### [EXERCISE PROMPT]
In the entries below, count the lines holding "which". Reply with the number only.

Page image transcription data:
BEGIN

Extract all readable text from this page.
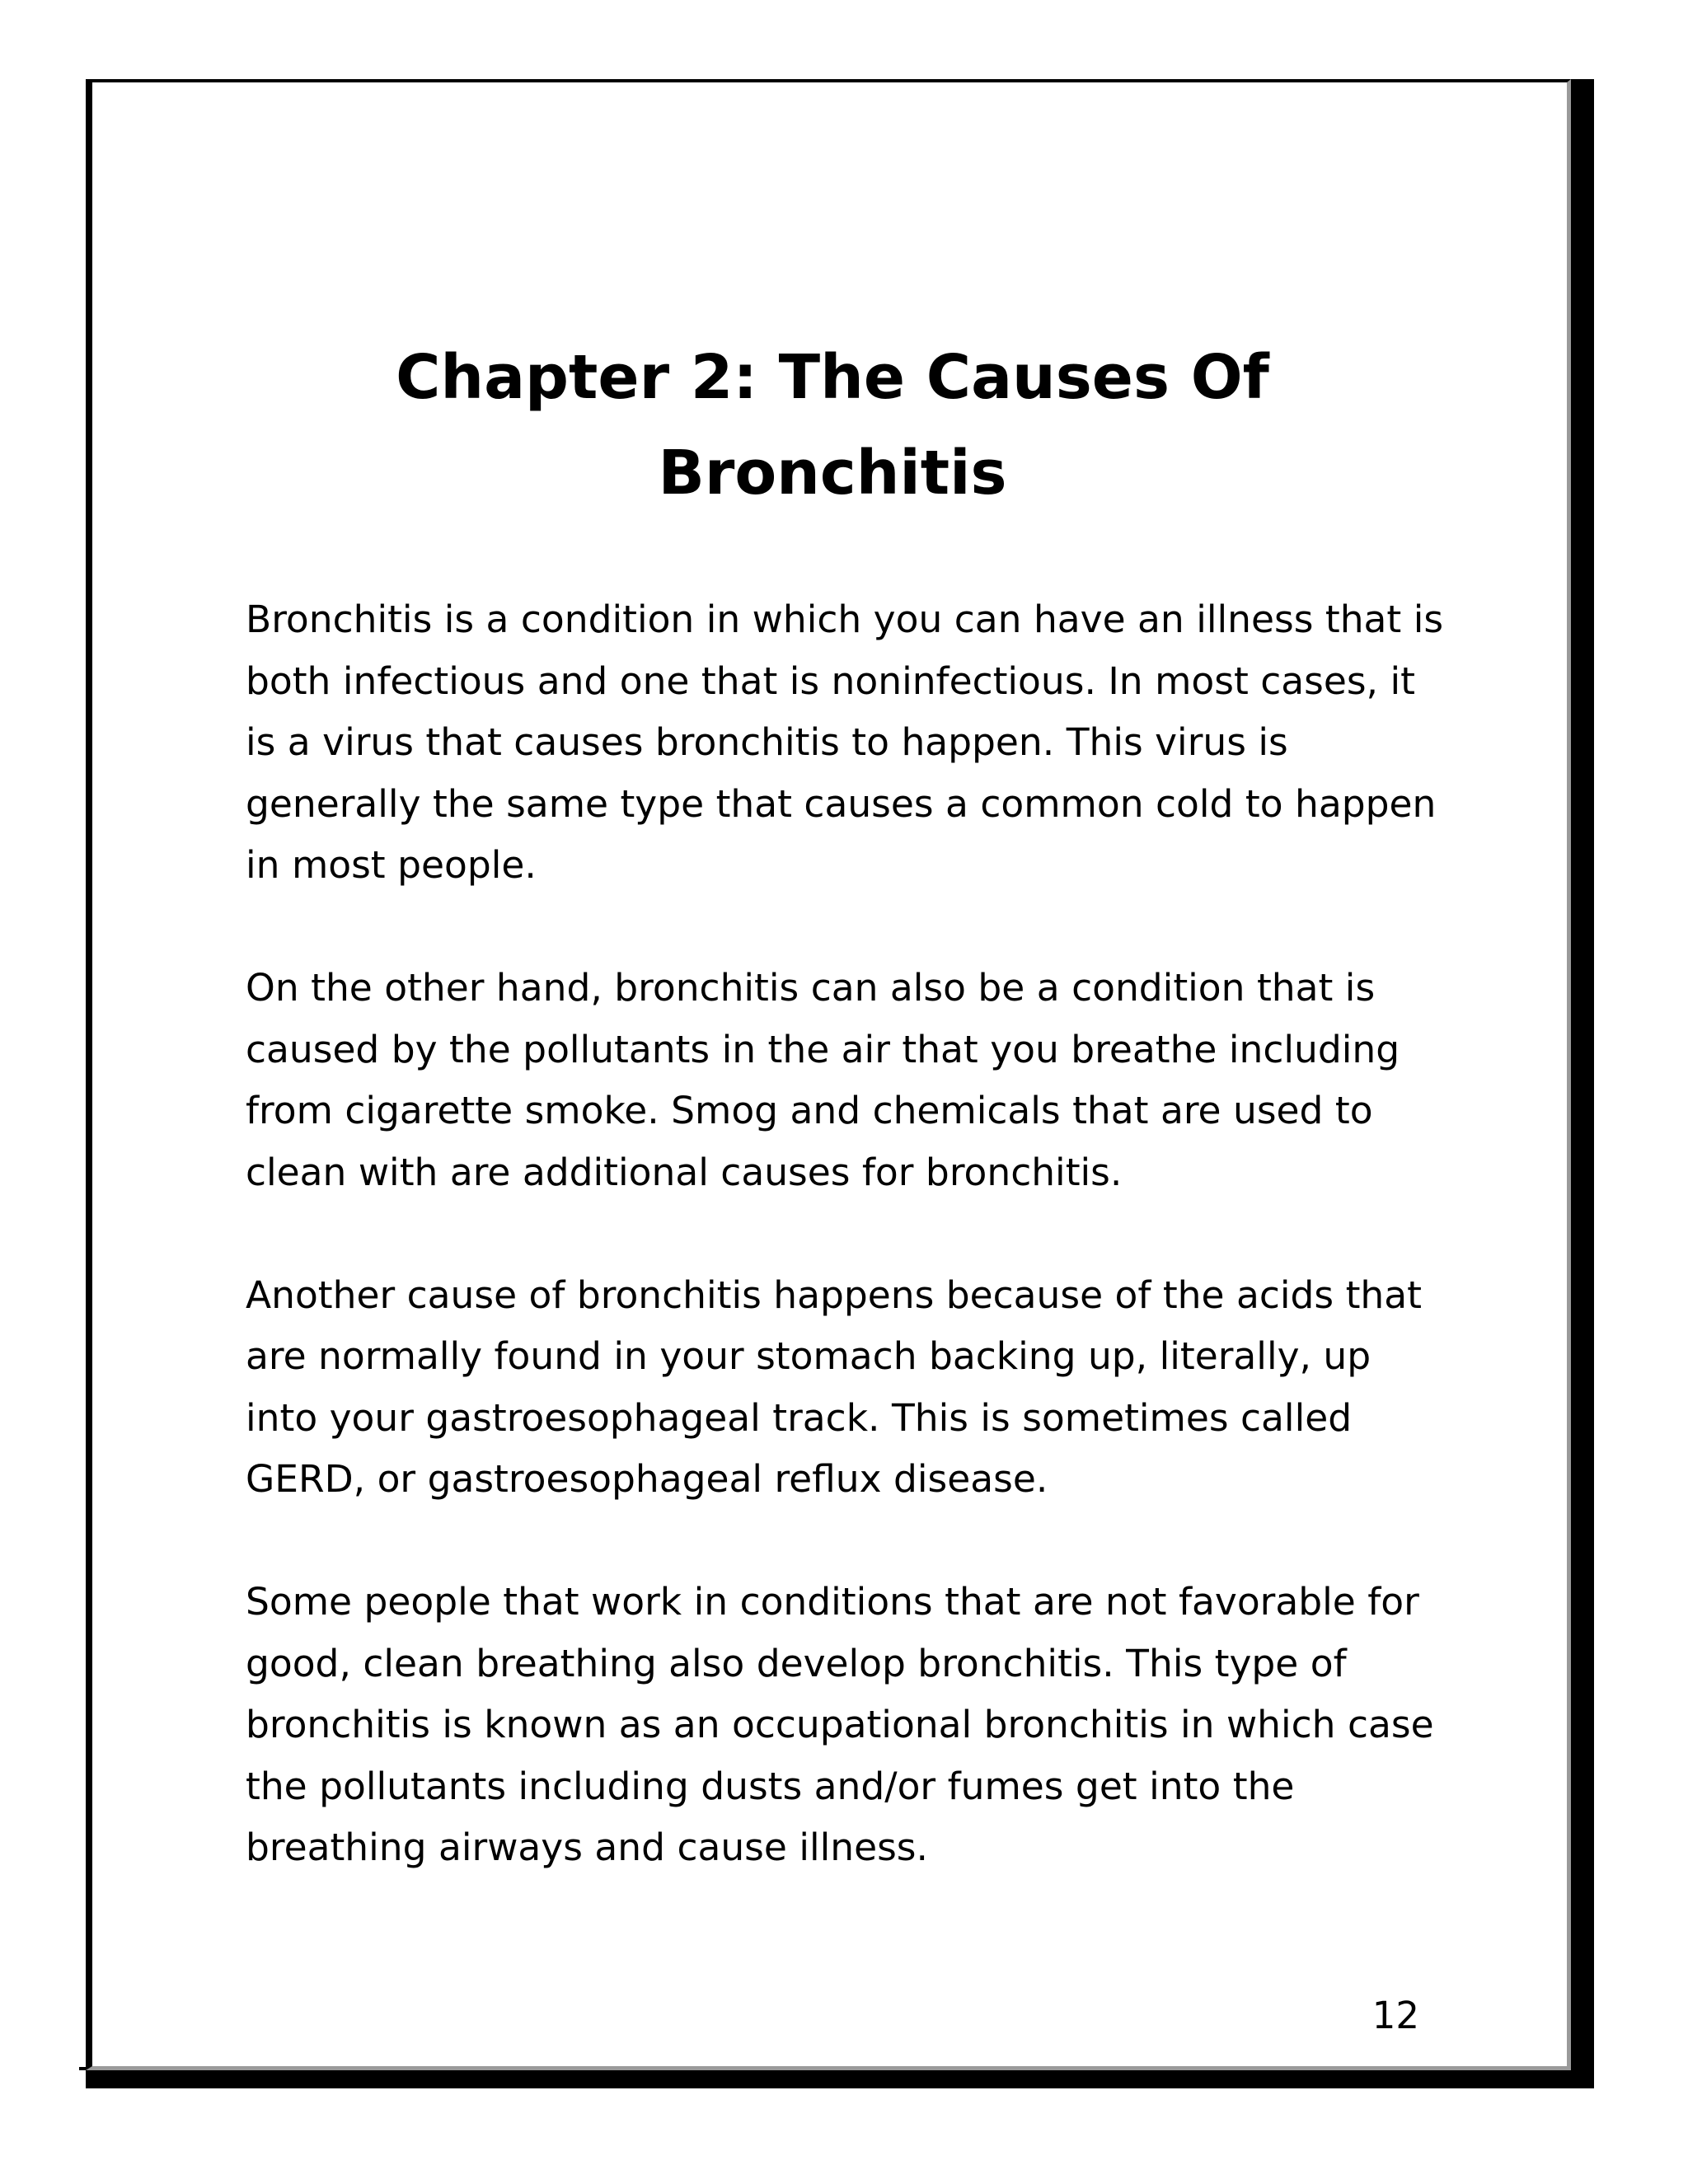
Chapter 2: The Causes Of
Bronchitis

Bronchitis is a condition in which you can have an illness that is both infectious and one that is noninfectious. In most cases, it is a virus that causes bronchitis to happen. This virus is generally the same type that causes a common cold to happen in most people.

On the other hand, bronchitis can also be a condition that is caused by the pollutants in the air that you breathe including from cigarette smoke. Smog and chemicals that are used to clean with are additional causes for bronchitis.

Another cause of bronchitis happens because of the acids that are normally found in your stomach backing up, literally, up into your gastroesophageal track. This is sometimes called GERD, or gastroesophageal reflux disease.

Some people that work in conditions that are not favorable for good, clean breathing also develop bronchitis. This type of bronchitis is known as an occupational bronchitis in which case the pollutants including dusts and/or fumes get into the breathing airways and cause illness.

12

END
BEGIN

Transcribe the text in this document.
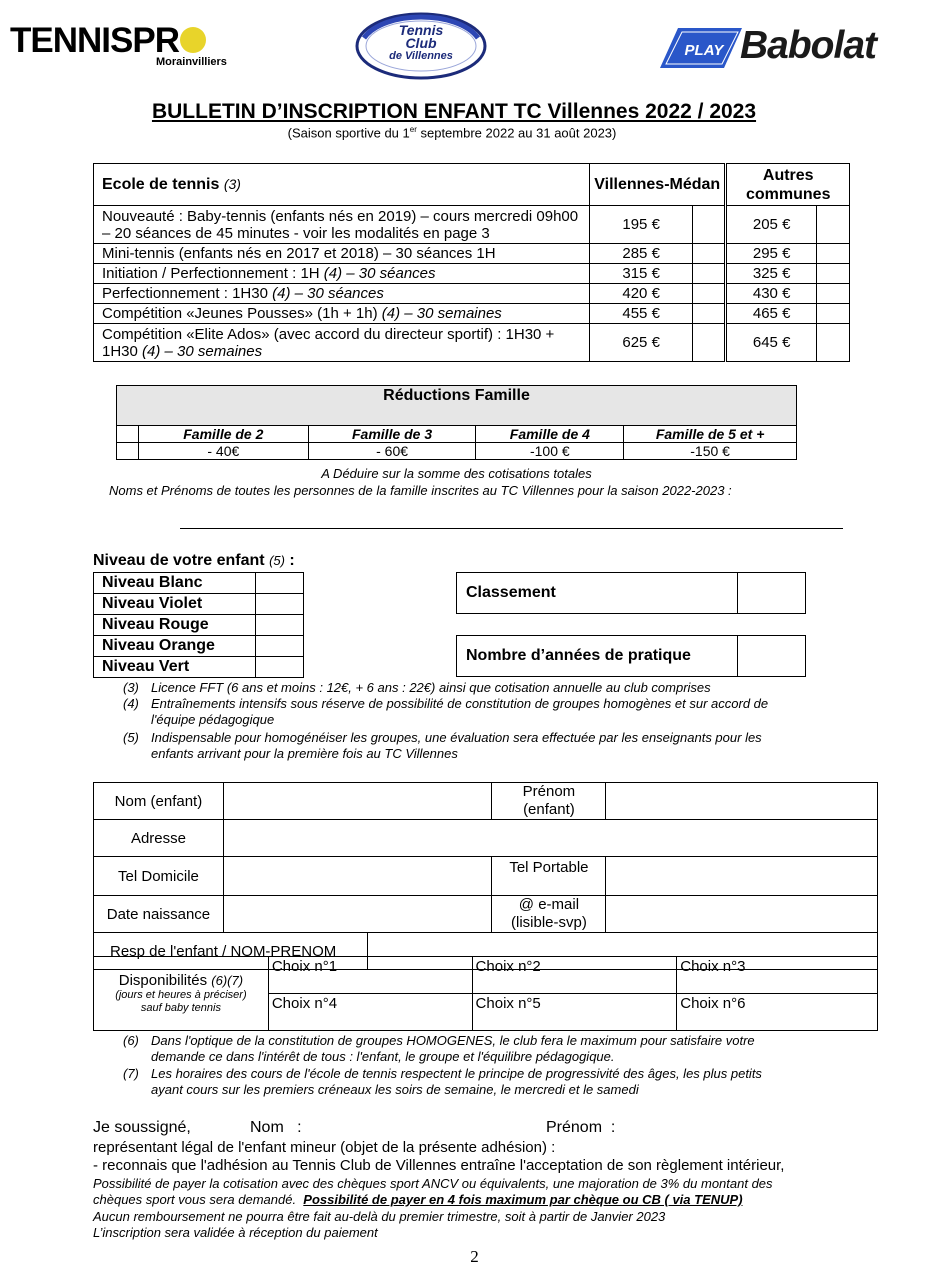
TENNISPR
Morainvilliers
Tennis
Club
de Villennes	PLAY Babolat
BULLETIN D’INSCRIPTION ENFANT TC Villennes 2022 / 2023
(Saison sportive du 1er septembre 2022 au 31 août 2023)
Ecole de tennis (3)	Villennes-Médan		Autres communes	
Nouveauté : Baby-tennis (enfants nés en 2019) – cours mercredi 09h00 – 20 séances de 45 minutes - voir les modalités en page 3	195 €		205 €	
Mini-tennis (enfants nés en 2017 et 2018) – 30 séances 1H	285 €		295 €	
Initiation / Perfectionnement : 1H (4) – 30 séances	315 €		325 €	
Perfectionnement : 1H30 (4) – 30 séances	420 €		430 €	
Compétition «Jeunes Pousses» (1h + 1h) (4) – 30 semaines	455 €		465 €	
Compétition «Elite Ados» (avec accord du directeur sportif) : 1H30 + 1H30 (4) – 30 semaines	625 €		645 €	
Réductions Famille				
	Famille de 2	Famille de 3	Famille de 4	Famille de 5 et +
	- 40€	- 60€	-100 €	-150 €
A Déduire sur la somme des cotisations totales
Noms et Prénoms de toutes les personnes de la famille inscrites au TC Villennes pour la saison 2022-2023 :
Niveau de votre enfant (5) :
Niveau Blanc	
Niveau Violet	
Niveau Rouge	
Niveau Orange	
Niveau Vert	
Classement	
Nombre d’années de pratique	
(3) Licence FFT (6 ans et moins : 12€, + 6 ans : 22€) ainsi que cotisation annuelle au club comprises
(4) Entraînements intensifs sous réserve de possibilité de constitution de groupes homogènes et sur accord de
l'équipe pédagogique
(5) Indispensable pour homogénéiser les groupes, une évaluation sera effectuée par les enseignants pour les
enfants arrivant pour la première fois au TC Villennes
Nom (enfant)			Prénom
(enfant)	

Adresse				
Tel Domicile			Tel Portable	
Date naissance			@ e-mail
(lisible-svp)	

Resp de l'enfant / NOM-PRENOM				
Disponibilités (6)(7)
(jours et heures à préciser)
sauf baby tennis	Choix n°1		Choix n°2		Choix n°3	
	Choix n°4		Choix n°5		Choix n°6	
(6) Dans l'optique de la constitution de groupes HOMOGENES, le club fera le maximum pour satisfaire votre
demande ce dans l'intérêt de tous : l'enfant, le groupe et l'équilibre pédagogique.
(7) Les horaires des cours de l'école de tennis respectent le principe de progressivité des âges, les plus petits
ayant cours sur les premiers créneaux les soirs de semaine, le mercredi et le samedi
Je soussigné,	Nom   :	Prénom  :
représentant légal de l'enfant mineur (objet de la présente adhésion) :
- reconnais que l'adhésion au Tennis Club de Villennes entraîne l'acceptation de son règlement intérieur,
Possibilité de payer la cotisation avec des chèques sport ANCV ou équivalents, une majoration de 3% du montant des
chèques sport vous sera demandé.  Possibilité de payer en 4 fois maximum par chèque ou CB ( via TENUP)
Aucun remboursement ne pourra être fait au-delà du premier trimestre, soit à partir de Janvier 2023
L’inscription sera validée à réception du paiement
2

END

### [EXERCISE SOLUTION]
2